- **Provided information**

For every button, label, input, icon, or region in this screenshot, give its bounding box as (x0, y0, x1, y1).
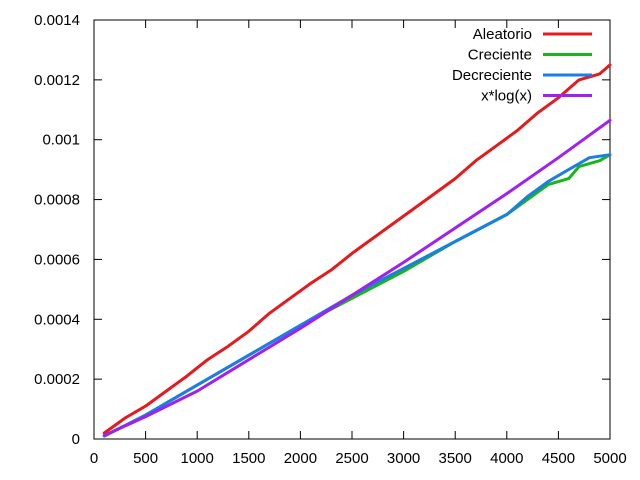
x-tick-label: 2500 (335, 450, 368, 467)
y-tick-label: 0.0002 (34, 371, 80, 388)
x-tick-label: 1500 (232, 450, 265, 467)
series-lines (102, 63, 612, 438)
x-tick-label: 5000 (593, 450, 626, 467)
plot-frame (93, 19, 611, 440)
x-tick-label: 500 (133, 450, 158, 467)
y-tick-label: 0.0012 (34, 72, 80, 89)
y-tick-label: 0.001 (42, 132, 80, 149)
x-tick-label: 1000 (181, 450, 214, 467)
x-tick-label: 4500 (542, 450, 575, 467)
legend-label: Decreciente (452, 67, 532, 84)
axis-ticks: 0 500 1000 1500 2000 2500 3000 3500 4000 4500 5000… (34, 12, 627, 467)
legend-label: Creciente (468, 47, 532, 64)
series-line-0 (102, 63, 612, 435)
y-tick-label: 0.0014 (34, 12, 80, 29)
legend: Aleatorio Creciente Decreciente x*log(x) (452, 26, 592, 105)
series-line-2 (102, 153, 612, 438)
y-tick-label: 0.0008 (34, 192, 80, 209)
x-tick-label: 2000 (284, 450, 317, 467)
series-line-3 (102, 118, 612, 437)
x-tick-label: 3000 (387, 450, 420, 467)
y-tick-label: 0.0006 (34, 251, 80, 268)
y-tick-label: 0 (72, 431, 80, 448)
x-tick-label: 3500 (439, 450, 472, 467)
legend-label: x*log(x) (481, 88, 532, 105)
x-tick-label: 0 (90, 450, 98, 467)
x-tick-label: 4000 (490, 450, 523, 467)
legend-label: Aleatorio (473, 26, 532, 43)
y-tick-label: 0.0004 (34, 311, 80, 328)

- **Exercise aim**
Copy out the material again, word for word, from the line containing "x-tick-label: 2500 (335, 450, 368, 467)" through the line containing "x-tick-label: 1000 (181, 450, 214, 467)", with both of those lines included.

- **Response to this exercise**
x-tick-label: 2500 (335, 450, 368, 467)
y-tick-label: 0.0002 (34, 371, 80, 388)
x-tick-label: 1500 (232, 450, 265, 467)
series-lines (102, 63, 612, 438)
x-tick-label: 5000 (593, 450, 626, 467)
plot-frame (93, 19, 611, 440)
x-tick-label: 500 (133, 450, 158, 467)
y-tick-label: 0.0012 (34, 72, 80, 89)
y-tick-label: 0.001 (42, 132, 80, 149)
x-tick-label: 1000 (181, 450, 214, 467)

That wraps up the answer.